• _Goal of the exercise_
List each line in which the string "erikseen" appears.

(Extracted records)
• • • • • • •

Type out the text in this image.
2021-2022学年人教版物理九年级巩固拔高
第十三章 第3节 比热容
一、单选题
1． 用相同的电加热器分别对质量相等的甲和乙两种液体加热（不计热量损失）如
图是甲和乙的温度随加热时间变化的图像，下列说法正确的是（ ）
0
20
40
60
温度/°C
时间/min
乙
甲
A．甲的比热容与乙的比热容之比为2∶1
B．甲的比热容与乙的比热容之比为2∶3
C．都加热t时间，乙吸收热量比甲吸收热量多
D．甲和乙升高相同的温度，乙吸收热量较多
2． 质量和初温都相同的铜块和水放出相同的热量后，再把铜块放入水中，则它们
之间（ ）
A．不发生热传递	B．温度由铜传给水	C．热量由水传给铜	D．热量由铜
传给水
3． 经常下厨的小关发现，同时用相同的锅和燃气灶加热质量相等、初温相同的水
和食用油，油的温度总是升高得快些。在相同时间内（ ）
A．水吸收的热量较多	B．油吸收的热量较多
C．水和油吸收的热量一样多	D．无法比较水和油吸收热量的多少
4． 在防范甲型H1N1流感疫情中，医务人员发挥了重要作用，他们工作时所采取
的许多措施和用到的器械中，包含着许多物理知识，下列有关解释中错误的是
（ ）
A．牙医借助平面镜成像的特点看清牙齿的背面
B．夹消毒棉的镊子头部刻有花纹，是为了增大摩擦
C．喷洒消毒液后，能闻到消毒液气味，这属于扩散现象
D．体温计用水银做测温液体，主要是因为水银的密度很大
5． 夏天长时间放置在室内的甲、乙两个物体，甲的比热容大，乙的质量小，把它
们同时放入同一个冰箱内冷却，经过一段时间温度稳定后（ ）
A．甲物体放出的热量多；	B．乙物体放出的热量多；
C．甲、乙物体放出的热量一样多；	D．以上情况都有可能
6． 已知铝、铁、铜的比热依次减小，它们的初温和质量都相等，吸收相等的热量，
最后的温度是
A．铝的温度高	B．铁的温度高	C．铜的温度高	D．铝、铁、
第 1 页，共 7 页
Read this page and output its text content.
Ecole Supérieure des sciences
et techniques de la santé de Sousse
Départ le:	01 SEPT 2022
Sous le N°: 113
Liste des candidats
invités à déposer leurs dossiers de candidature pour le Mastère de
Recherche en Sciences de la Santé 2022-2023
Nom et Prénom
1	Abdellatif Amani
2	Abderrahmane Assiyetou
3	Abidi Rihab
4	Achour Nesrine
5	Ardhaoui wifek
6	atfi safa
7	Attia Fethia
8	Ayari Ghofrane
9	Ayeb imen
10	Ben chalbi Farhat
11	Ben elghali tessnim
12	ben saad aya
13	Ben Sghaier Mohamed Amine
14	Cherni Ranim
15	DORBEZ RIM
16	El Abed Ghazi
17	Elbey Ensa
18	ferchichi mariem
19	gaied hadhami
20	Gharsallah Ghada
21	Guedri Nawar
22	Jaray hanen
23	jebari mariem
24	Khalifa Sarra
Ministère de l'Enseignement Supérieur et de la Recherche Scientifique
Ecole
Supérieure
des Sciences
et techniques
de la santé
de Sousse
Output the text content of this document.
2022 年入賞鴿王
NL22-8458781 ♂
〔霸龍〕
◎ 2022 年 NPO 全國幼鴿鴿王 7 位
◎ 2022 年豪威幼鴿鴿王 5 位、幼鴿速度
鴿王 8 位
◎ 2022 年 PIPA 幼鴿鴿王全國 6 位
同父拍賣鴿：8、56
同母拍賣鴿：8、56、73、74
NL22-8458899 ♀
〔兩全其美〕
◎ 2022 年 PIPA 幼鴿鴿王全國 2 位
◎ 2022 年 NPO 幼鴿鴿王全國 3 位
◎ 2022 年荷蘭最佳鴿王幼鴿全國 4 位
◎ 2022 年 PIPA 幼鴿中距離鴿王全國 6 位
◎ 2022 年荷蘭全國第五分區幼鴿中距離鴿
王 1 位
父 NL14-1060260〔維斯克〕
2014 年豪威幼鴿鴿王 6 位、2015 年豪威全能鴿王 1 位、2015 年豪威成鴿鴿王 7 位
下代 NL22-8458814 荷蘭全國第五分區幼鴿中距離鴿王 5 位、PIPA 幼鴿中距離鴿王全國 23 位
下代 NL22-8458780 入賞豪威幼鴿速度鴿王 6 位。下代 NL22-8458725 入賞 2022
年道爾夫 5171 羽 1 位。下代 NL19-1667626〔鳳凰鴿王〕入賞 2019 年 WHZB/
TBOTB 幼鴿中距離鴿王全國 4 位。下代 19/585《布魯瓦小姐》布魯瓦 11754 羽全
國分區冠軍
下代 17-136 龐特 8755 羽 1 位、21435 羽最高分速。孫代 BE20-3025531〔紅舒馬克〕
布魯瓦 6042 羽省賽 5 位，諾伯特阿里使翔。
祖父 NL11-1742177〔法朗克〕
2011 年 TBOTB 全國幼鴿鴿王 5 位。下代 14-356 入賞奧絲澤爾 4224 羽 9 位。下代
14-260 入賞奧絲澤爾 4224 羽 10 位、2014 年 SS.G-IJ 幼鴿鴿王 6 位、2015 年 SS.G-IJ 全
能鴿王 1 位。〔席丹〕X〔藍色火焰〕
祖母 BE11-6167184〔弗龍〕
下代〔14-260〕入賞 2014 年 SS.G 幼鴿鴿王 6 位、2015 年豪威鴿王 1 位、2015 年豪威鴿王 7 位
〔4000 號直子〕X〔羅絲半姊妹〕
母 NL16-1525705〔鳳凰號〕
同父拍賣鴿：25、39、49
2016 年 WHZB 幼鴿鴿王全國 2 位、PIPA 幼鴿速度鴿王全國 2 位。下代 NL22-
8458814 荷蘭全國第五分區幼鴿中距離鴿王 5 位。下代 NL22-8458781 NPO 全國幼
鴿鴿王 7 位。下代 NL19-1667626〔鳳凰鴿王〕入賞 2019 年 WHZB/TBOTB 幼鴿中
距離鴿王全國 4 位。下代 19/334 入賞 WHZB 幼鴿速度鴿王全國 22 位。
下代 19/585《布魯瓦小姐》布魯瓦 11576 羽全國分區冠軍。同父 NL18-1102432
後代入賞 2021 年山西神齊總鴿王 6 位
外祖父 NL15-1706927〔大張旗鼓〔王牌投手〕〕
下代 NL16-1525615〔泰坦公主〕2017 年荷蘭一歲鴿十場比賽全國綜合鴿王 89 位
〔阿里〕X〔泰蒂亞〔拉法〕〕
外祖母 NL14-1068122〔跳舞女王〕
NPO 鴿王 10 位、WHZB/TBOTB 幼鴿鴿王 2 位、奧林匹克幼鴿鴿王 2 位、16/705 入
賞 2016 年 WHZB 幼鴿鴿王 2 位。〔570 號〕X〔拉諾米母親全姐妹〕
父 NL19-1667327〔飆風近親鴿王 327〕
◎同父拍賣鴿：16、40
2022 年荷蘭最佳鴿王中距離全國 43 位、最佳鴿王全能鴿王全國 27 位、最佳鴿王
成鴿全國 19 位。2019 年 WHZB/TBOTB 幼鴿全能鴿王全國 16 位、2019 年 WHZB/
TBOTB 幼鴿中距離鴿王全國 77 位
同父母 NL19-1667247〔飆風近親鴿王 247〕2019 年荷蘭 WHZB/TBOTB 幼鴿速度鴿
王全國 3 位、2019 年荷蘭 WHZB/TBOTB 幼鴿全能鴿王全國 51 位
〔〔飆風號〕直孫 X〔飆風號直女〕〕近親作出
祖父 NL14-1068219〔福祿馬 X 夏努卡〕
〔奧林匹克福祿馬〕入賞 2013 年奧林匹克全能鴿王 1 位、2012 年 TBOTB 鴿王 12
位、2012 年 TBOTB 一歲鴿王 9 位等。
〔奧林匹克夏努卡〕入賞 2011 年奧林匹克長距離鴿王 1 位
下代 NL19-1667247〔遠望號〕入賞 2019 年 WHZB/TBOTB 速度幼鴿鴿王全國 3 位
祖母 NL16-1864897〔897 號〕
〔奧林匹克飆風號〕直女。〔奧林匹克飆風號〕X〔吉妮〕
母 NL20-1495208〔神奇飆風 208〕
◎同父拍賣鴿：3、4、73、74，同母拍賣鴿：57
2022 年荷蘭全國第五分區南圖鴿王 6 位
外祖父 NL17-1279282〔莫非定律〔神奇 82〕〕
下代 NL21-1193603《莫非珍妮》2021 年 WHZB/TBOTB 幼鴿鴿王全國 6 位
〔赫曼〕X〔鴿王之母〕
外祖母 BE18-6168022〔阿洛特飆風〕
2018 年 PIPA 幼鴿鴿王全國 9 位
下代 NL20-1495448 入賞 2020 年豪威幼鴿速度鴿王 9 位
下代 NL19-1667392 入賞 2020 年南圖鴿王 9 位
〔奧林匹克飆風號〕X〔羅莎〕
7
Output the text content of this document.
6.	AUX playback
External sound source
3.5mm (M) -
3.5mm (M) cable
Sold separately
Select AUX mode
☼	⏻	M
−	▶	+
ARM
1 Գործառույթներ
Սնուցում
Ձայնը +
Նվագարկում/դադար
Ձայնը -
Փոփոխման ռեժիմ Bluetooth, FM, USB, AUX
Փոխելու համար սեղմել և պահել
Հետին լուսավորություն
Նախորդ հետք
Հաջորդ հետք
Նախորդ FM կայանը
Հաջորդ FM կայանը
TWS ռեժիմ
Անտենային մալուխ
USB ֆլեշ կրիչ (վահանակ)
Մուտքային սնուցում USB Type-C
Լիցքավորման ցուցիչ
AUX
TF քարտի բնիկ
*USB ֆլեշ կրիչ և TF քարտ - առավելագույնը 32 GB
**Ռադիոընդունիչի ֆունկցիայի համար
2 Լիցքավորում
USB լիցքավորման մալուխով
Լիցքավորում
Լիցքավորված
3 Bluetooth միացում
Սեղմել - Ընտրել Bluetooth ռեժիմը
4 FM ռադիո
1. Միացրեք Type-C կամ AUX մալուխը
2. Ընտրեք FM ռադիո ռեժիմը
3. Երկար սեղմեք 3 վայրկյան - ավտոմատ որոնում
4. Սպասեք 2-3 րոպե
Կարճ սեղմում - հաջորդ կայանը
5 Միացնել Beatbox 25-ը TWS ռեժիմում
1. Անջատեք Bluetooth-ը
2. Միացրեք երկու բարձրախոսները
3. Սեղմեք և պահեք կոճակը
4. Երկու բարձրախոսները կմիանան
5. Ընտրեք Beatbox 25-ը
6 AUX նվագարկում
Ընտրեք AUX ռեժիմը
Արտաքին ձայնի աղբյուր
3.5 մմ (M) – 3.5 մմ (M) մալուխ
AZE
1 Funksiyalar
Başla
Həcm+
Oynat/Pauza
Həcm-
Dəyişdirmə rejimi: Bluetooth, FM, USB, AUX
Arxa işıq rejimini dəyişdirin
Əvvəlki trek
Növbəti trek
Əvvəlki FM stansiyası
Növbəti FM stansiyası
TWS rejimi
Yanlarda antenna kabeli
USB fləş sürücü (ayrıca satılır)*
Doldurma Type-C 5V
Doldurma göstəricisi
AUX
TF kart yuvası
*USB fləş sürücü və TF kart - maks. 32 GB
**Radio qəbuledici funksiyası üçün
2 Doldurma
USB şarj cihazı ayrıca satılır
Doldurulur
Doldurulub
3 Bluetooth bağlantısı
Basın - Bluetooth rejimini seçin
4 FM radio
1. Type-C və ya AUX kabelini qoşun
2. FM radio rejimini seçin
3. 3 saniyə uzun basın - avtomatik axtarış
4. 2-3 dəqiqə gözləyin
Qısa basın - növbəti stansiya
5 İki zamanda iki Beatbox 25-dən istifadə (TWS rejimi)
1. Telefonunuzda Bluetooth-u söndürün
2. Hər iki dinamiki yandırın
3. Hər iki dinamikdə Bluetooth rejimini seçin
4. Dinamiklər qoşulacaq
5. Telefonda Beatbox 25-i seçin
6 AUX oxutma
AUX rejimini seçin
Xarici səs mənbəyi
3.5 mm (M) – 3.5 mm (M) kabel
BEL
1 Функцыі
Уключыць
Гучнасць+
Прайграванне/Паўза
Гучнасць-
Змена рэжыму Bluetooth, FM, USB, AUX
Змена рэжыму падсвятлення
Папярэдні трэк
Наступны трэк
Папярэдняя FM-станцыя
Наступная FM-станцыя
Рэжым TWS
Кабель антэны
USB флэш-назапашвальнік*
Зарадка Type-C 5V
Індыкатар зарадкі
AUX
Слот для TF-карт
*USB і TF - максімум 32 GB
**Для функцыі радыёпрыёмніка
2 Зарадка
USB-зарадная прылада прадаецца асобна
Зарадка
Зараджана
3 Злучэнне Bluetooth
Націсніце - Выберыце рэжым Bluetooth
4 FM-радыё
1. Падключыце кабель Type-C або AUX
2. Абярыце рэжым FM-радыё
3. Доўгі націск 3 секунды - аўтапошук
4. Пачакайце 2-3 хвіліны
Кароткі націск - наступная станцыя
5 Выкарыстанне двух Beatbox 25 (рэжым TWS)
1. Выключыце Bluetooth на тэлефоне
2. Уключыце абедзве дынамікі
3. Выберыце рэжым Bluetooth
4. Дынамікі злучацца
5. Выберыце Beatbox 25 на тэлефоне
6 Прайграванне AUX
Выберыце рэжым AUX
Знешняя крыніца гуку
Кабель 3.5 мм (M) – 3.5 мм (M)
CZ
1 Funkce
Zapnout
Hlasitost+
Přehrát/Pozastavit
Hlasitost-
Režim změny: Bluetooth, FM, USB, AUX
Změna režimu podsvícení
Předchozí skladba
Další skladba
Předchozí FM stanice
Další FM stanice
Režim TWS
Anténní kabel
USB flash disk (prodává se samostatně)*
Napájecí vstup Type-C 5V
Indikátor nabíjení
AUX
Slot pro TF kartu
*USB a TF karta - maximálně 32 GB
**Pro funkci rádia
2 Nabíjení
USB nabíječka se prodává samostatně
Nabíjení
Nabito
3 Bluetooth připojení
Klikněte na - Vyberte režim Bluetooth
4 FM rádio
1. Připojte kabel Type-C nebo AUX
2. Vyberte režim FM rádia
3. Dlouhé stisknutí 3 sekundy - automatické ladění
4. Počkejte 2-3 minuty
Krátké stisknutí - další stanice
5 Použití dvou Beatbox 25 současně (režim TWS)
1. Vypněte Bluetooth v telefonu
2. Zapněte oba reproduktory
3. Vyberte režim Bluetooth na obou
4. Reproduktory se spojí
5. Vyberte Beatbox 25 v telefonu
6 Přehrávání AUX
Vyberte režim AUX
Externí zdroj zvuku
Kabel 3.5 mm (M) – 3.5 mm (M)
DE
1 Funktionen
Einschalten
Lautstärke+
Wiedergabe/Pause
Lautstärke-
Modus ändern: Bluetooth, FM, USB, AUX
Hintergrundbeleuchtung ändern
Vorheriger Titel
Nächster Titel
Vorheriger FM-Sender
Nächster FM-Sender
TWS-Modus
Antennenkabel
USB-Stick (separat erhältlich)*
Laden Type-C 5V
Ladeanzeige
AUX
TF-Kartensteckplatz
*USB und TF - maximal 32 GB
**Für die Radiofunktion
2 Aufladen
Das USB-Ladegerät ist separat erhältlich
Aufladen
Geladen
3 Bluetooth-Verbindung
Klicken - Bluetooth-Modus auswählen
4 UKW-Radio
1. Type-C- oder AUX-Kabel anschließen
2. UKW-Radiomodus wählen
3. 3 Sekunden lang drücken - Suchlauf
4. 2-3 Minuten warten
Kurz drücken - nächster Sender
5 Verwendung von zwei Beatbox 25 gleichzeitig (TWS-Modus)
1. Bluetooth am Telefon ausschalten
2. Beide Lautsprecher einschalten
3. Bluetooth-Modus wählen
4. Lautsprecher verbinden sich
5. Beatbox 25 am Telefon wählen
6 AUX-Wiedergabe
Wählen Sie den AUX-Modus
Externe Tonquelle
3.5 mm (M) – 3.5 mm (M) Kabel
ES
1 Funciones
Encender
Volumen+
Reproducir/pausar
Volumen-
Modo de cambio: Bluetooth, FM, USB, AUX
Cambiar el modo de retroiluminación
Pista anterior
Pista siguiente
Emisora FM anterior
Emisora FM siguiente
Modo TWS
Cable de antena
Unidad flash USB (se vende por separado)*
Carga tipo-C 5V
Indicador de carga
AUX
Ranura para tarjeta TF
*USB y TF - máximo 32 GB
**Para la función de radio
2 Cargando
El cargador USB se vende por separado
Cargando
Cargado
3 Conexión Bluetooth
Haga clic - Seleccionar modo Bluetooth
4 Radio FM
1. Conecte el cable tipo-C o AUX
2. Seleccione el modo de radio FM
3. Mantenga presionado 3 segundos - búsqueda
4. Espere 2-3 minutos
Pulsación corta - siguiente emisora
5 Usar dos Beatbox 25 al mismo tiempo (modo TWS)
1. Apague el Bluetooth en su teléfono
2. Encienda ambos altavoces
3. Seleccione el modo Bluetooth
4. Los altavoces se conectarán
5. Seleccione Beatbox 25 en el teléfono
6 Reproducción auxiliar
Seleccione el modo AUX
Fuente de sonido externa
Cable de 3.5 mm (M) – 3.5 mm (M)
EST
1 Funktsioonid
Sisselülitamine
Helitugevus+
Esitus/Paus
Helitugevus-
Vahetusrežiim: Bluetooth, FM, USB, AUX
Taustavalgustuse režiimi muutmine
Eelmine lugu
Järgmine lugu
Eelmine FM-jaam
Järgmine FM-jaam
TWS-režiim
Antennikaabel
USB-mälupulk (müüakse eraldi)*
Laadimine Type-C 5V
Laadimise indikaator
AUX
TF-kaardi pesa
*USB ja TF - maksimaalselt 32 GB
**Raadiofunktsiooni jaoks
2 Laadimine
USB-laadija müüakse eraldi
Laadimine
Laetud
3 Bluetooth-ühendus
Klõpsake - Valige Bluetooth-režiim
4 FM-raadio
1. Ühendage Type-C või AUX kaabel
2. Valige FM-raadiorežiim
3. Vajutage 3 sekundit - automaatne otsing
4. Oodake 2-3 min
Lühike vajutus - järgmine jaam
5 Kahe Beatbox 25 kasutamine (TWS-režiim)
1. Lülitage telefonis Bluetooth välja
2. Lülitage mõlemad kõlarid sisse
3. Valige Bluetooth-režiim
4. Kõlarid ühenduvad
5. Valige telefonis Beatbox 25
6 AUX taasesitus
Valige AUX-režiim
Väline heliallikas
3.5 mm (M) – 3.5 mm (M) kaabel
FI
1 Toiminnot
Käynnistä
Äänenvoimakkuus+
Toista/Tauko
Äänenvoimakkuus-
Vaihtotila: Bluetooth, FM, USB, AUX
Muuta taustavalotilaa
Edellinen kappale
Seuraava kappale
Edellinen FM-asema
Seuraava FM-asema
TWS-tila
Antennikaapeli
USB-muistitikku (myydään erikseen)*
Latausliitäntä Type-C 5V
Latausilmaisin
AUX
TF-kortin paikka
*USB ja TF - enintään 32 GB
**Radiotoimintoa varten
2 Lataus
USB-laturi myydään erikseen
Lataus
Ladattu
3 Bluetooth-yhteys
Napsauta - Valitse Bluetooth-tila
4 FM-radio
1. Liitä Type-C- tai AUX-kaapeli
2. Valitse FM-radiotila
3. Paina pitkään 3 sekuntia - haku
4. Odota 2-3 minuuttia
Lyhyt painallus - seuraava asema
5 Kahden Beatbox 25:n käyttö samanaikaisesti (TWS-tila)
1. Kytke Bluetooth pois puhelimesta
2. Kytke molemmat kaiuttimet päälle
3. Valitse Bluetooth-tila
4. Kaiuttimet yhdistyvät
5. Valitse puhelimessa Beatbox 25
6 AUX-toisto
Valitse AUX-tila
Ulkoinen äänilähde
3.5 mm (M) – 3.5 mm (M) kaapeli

• • • • • • •

• _Right answer_
USB-muistitikku (myydään erikseen)*
USB-laturi myydään erikseen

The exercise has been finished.